WHAT NEEDS TO BE DONE:
How many lines in these records hold the string "Slave"? Reply with the number alone.

Entries taken from a collection
──────────

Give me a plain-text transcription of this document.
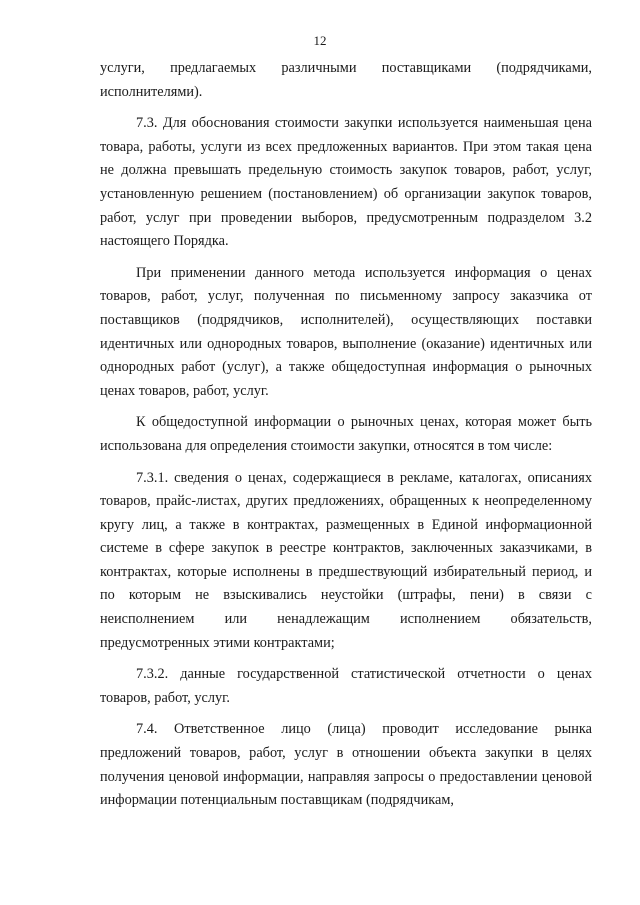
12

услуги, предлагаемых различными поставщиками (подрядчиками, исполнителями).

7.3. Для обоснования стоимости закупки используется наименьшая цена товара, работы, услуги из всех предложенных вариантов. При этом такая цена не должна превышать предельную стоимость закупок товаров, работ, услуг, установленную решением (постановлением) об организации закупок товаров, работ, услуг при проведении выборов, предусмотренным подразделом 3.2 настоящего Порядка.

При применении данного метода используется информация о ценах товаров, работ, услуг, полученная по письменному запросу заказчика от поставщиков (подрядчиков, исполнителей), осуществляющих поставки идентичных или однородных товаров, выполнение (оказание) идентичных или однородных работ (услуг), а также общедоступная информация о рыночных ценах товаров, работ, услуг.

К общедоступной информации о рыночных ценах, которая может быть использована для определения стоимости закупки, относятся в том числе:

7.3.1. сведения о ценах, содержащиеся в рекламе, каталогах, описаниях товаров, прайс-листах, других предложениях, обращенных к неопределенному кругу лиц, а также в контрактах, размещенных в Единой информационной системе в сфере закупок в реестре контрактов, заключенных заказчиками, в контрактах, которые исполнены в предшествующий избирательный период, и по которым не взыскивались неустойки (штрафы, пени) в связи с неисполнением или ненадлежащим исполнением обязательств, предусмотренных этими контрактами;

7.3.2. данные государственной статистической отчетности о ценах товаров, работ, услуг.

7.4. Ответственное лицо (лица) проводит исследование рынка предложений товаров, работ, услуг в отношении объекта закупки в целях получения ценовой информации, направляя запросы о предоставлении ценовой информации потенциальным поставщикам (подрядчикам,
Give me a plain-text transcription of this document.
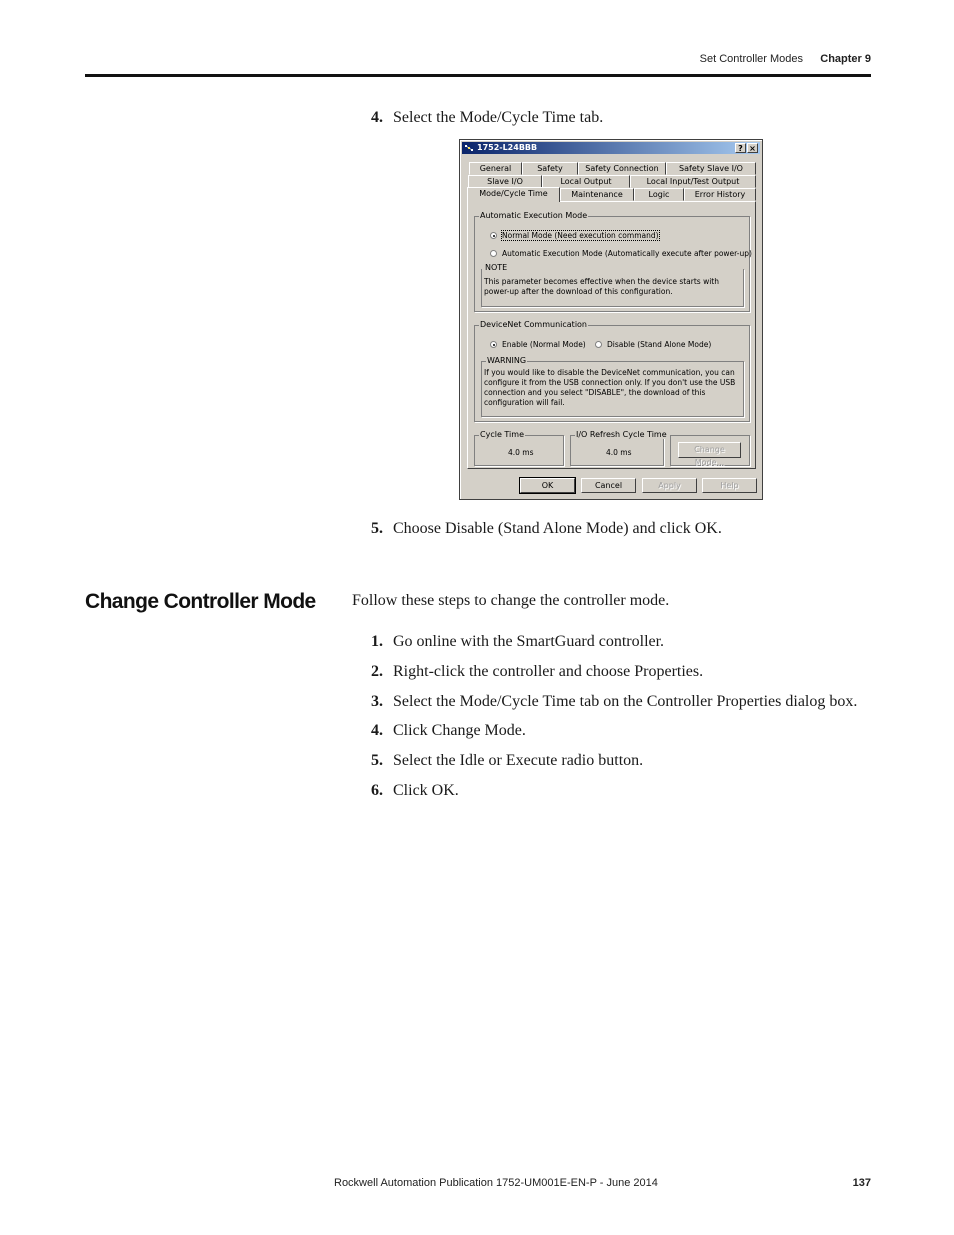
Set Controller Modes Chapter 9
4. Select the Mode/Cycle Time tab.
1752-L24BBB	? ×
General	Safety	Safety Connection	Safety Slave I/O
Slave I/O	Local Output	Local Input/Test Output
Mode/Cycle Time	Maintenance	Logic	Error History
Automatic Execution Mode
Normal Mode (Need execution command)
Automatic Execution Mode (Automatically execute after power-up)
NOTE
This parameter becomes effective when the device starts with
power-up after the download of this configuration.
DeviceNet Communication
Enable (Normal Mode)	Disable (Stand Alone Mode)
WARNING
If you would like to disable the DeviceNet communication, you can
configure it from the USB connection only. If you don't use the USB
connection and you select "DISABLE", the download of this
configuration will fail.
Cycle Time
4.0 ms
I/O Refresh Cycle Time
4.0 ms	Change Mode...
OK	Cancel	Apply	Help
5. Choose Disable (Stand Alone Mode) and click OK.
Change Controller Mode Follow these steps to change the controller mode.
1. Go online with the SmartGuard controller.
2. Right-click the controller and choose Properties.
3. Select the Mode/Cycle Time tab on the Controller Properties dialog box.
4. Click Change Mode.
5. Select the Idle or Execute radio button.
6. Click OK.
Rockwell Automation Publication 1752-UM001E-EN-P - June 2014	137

──────────

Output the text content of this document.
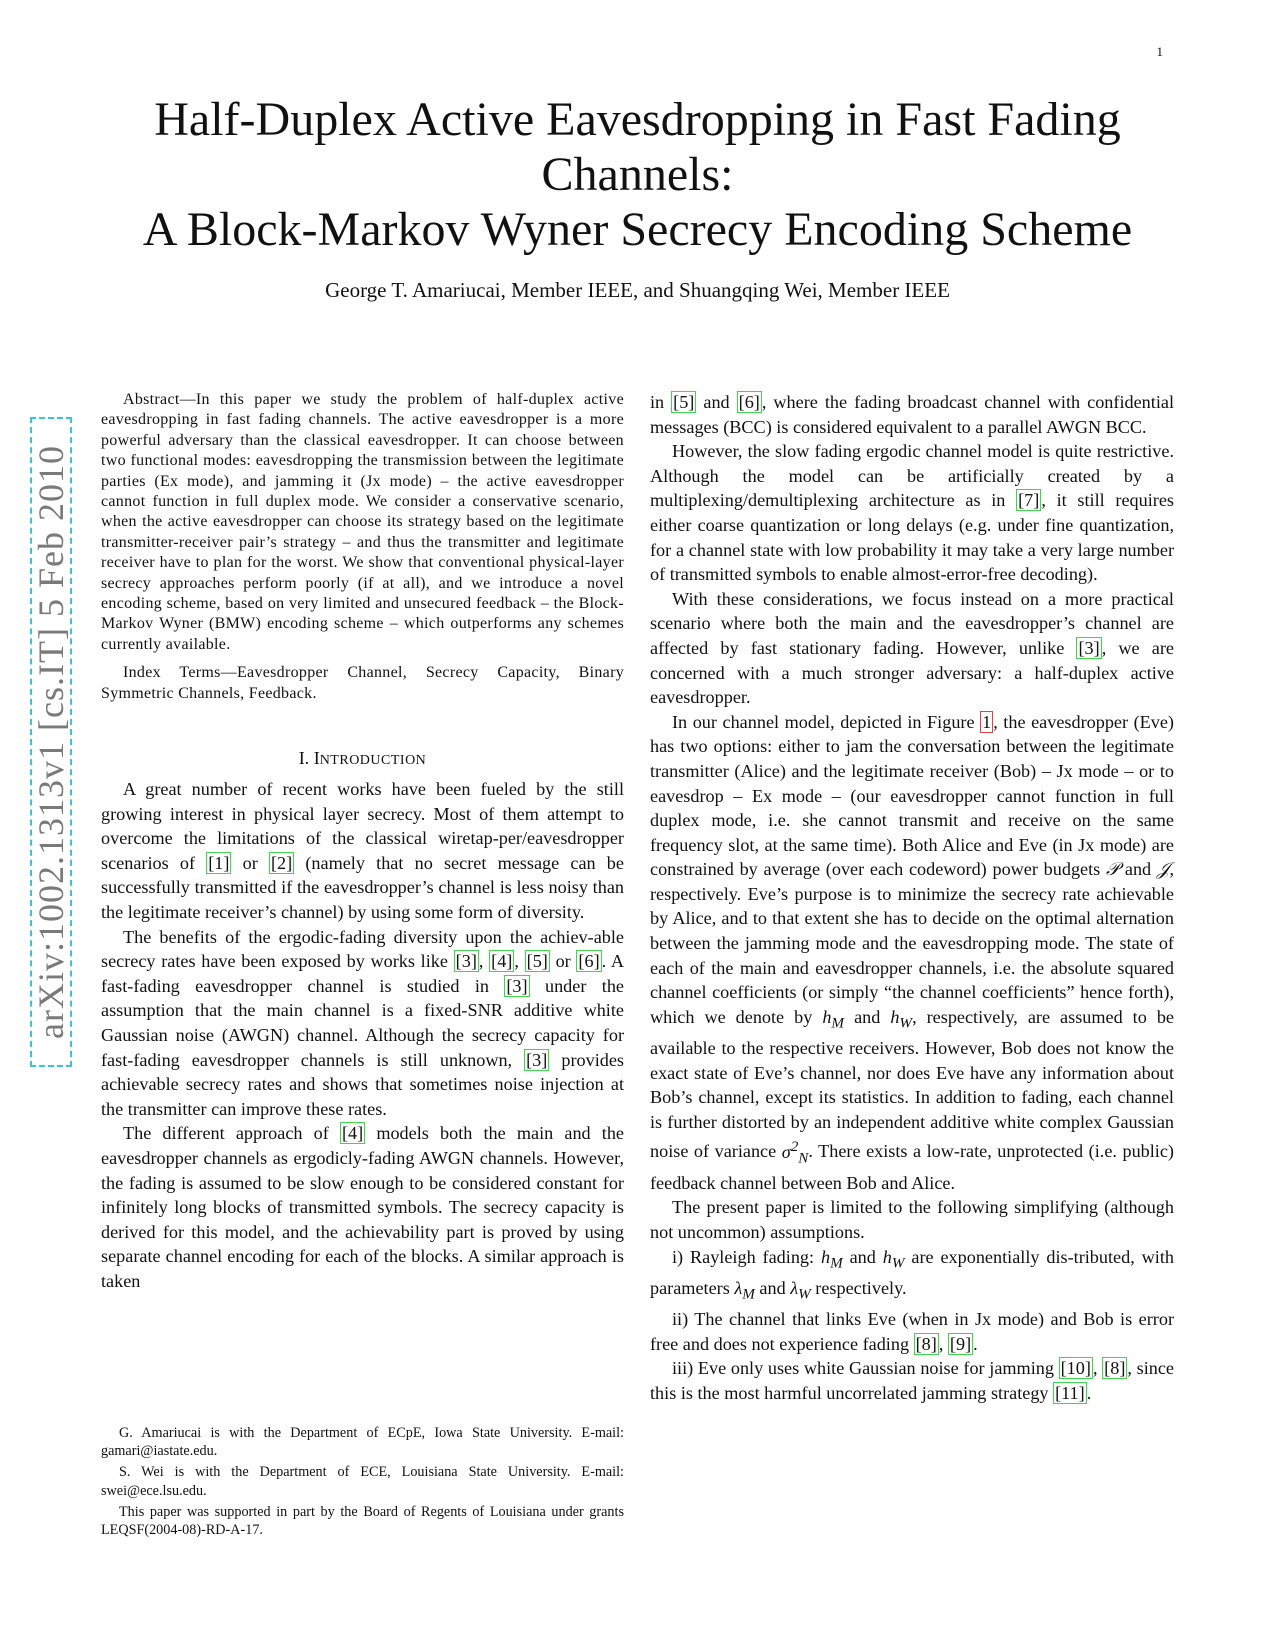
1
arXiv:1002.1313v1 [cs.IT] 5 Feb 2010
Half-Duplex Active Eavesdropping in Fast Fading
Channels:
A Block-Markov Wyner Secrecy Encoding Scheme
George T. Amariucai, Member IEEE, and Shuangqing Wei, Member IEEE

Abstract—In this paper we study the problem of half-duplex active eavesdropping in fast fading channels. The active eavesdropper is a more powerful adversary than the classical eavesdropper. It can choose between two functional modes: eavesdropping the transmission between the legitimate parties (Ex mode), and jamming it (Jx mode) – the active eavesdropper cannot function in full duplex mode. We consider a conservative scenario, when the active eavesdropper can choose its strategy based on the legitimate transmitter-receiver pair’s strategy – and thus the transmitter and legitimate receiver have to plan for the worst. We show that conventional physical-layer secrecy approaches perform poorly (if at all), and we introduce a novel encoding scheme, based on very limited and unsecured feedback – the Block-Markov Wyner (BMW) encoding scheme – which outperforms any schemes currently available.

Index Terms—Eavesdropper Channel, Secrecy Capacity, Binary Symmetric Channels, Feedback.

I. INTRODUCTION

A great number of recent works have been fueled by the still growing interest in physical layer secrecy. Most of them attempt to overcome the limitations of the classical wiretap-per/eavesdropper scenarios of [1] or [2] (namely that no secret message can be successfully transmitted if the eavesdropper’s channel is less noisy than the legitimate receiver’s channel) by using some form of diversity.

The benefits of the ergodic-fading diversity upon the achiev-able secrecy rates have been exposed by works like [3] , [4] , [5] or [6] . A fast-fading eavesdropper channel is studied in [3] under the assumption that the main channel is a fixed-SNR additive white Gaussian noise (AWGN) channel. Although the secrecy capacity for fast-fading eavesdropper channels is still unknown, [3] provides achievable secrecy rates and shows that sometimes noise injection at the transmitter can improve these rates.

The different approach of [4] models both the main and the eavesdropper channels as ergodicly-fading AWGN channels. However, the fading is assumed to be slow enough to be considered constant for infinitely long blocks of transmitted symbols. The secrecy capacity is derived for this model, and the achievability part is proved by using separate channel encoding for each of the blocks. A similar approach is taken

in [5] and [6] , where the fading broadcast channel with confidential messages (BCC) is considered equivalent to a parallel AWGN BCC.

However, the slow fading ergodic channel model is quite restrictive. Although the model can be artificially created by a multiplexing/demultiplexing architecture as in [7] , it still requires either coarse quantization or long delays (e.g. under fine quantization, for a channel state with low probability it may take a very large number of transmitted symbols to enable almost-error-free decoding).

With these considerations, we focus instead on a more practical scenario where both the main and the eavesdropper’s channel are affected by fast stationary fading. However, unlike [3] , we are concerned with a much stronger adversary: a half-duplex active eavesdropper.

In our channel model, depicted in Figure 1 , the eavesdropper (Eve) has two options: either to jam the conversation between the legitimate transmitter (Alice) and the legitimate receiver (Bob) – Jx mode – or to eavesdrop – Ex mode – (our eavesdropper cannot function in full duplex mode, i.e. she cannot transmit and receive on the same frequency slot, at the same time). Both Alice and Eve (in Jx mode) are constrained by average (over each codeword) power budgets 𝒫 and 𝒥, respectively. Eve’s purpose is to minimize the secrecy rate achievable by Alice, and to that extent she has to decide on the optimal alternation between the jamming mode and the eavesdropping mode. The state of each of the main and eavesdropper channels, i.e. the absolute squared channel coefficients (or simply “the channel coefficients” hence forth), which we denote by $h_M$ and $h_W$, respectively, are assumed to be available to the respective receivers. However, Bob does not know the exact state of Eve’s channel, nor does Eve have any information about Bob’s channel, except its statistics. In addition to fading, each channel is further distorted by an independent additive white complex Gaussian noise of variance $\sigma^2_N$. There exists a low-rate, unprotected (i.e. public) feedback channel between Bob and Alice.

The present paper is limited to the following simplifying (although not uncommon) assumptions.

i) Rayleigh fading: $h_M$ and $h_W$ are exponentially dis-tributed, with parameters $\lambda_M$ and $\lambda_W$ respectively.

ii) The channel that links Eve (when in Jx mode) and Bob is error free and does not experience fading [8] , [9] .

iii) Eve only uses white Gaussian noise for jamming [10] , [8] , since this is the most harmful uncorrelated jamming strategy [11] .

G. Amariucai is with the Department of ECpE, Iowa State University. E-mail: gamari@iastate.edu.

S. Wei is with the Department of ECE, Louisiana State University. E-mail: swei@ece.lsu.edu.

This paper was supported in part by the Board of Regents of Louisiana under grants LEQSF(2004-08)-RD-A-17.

──────────

SOLUTION FOR THIS TASK:
2